=== The task ===
Without the images, print all the entries below exactly as given.

** Start of Stored records **

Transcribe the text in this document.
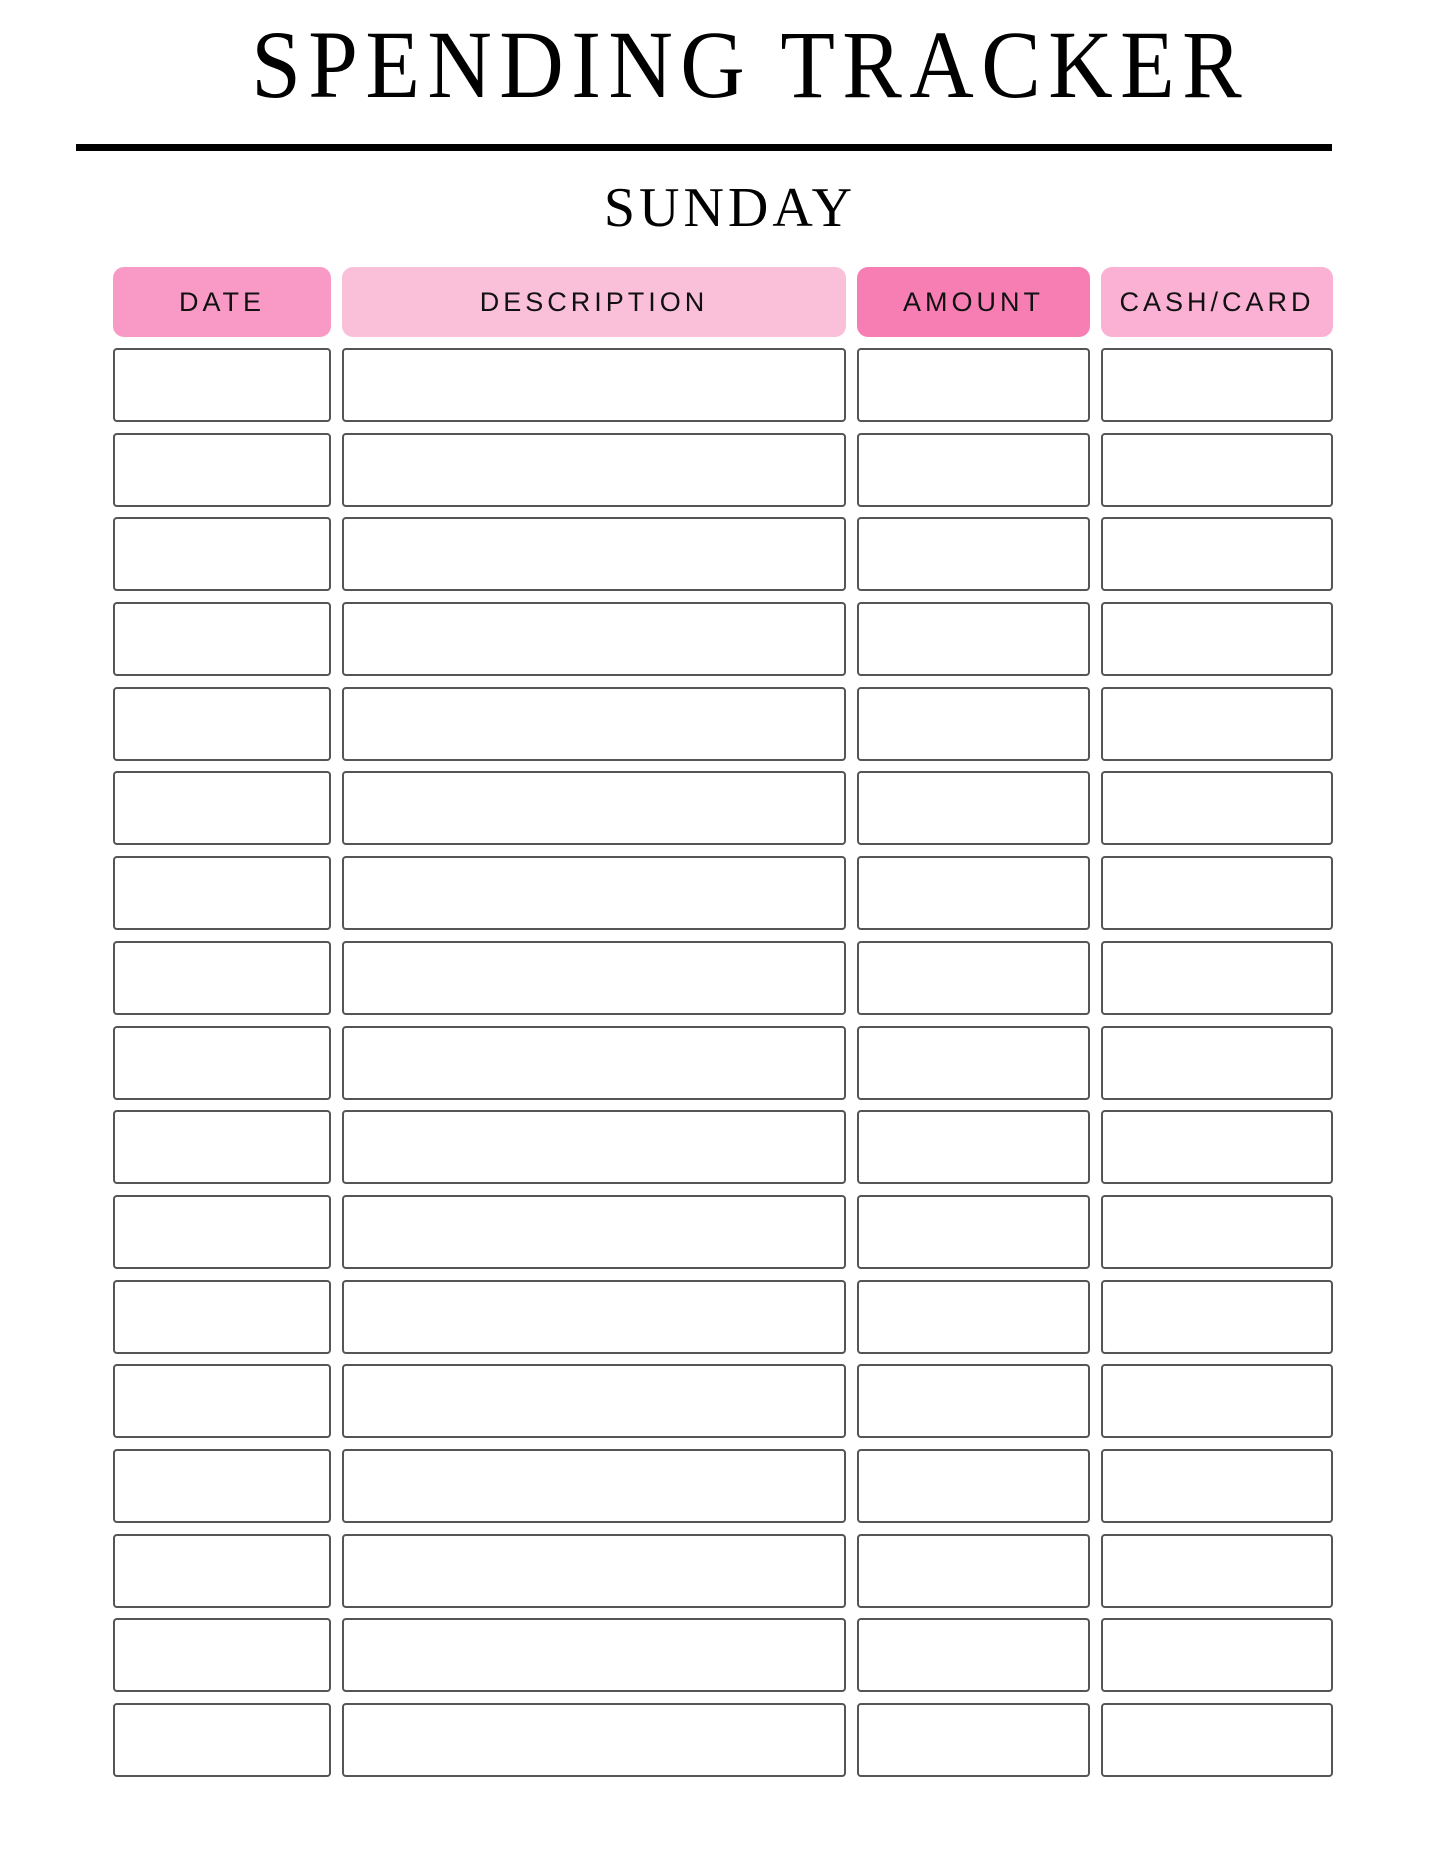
SPENDING TRACKER
SUNDAY
DATE	DESCRIPTION	AMOUNT	CASH/CARD
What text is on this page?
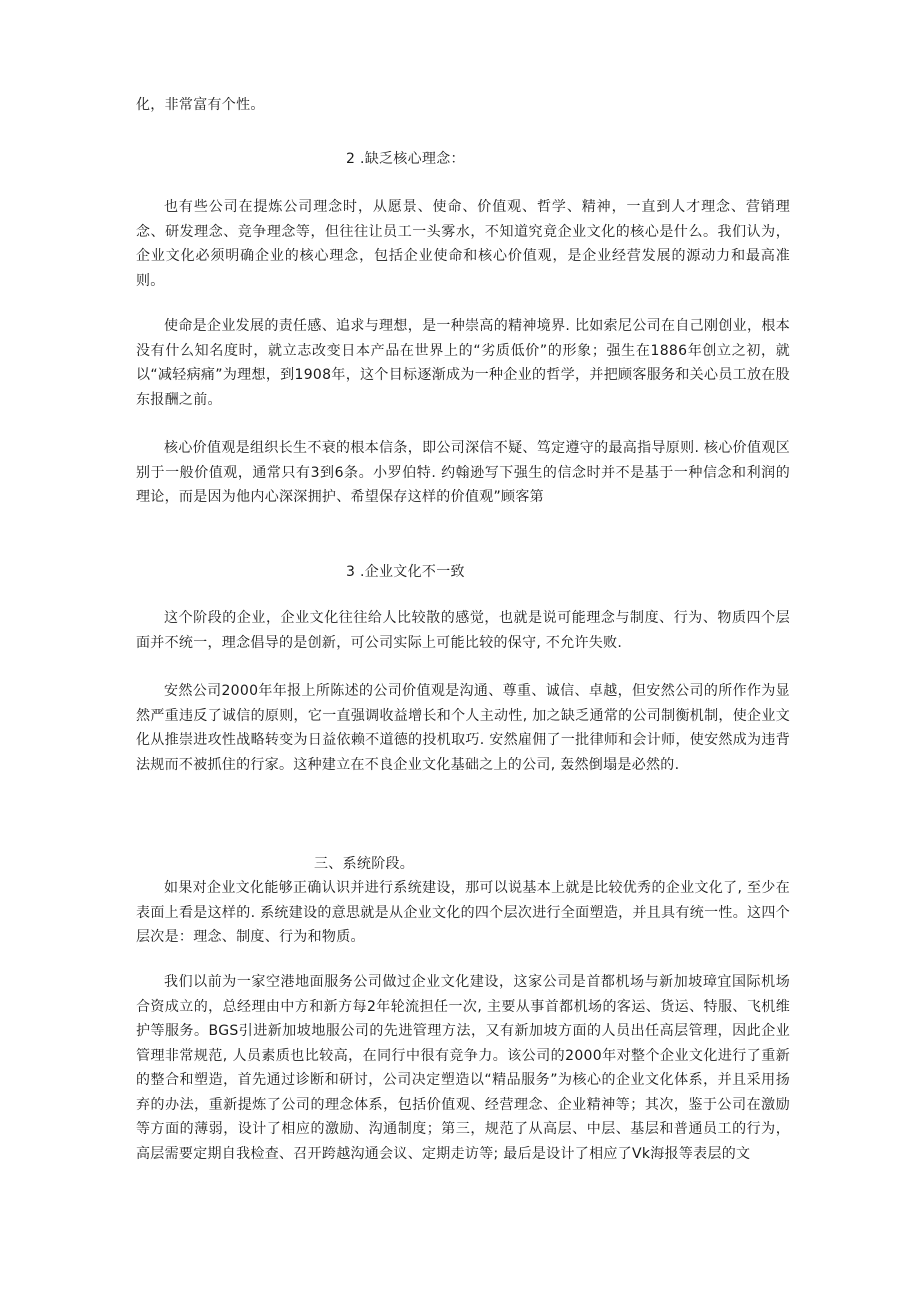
化，非常富有个性。

2 .缺乏核心理念：

也有些公司在提炼公司理念时，从愿景、使命、价值观、哲学、精神，一直到人才理念、营销理念、研发理念、竞争理念等，但往往让员工一头雾水，不知道究竟企业文化的核心是什么。我们认为，企业文化必须明确企业的核心理念，包括企业使命和核心价值观，是企业经营发展的源动力和最高准则。

使命是企业发展的责任感、追求与理想，是一种崇高的精神境界. 比如索尼公司在自己刚创业，根本没有什么知名度时，就立志改变日本产品在世界上的“劣质低价”的形象；强生在1886年创立之初，就以“减轻病痛”为理想，到1908年，这个目标逐渐成为一种企业的哲学，并把顾客服务和关心员工放在股东报酬之前。

核心价值观是组织长生不衰的根本信条，即公司深信不疑、笃定遵守的最高指导原则. 核心价值观区别于一般价值观，通常只有3到6条。小罗伯特. 约翰逊写下强生的信念时并不是基于一种信念和利润的理论，而是因为他内心深深拥护、希望保存这样的价值观”顾客第

3 .企业文化不一致

这个阶段的企业，企业文化往往给人比较散的感觉，也就是说可能理念与制度、行为、物质四个层面并不统一，理念倡导的是创新，可公司实际上可能比较的保守, 不允许失败.

安然公司2000年年报上所陈述的公司价值观是沟通、尊重、诚信、卓越，但安然公司的所作作为显然严重违反了诚信的原则，它一直强调收益增长和个人主动性, 加之缺乏通常的公司制衡机制，使企业文化从推崇进攻性战略转变为日益依赖不道德的投机取巧. 安然雇佣了一批律师和会计师，使安然成为违背法规而不被抓住的行家。这种建立在不良企业文化基础之上的公司, 轰然倒塌是必然的.

三、系统阶段。

如果对企业文化能够正确认识并进行系统建设，那可以说基本上就是比较优秀的企业文化了, 至少在表面上看是这样的. 系统建设的意思就是从企业文化的四个层次进行全面塑造，并且具有统一性。这四个层次是：理念、制度、行为和物质。

我们以前为一家空港地面服务公司做过企业文化建设，这家公司是首都机场与新加坡璋宜国际机场合资成立的，总经理由中方和新方每2年轮流担任一次, 主要从事首都机场的客运、货运、特服、飞机维护等服务。BGS引进新加坡地服公司的先进管理方法，又有新加坡方面的人员出任高层管理，因此企业管理非常规范, 人员素质也比较高，在同行中很有竞争力。该公司的2000年对整个企业文化进行了重新的整合和塑造，首先通过诊断和研讨，公司决定塑造以“精品服务”为核心的企业文化体系，并且采用扬弃的办法，重新提炼了公司的理念体系，包括价值观、经营理念、企业精神等；其次，鉴于公司在激励等方面的薄弱，设计了相应的激励、沟通制度；第三，规范了从高层、中层、基层和普通员工的行为，高层需要定期自我检查、召开跨越沟通会议、定期走访等; 最后是设计了相应了Vk海报等表层的文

** End of Stored records **

=== The completed task ===
Transcribe the text in this document.
SPENDING TRACKER
SUNDAY
DATE	DESCRIPTION	AMOUNT	CASH/CARD
What text is on this page?
化，非常富有个性。

2 .缺乏核心理念：

也有些公司在提炼公司理念时，从愿景、使命、价值观、哲学、精神，一直到人才理念、营销理念、研发理念、竞争理念等，但往往让员工一头雾水，不知道究竟企业文化的核心是什么。我们认为，企业文化必须明确企业的核心理念，包括企业使命和核心价值观，是企业经营发展的源动力和最高准则。

使命是企业发展的责任感、追求与理想，是一种崇高的精神境界. 比如索尼公司在自己刚创业，根本没有什么知名度时，就立志改变日本产品在世界上的“劣质低价”的形象；强生在1886年创立之初，就以“减轻病痛”为理想，到1908年，这个目标逐渐成为一种企业的哲学，并把顾客服务和关心员工放在股东报酬之前。

核心价值观是组织长生不衰的根本信条，即公司深信不疑、笃定遵守的最高指导原则. 核心价值观区别于一般价值观，通常只有3到6条。小罗伯特. 约翰逊写下强生的信念时并不是基于一种信念和利润的理论，而是因为他内心深深拥护、希望保存这样的价值观”顾客第

3 .企业文化不一致

这个阶段的企业，企业文化往往给人比较散的感觉，也就是说可能理念与制度、行为、物质四个层面并不统一，理念倡导的是创新，可公司实际上可能比较的保守, 不允许失败.

安然公司2000年年报上所陈述的公司价值观是沟通、尊重、诚信、卓越，但安然公司的所作作为显然严重违反了诚信的原则，它一直强调收益增长和个人主动性, 加之缺乏通常的公司制衡机制，使企业文化从推崇进攻性战略转变为日益依赖不道德的投机取巧. 安然雇佣了一批律师和会计师，使安然成为违背法规而不被抓住的行家。这种建立在不良企业文化基础之上的公司, 轰然倒塌是必然的.

三、系统阶段。

如果对企业文化能够正确认识并进行系统建设，那可以说基本上就是比较优秀的企业文化了, 至少在表面上看是这样的. 系统建设的意思就是从企业文化的四个层次进行全面塑造，并且具有统一性。这四个层次是：理念、制度、行为和物质。

我们以前为一家空港地面服务公司做过企业文化建设，这家公司是首都机场与新加坡璋宜国际机场合资成立的，总经理由中方和新方每2年轮流担任一次, 主要从事首都机场的客运、货运、特服、飞机维护等服务。BGS引进新加坡地服公司的先进管理方法，又有新加坡方面的人员出任高层管理，因此企业管理非常规范, 人员素质也比较高，在同行中很有竞争力。该公司的2000年对整个企业文化进行了重新的整合和塑造，首先通过诊断和研讨，公司决定塑造以“精品服务”为核心的企业文化体系，并且采用扬弃的办法，重新提炼了公司的理念体系，包括价值观、经营理念、企业精神等；其次，鉴于公司在激励等方面的薄弱，设计了相应的激励、沟通制度；第三，规范了从高层、中层、基层和普通员工的行为，高层需要定期自我检查、召开跨越沟通会议、定期走访等; 最后是设计了相应了Vk海报等表层的文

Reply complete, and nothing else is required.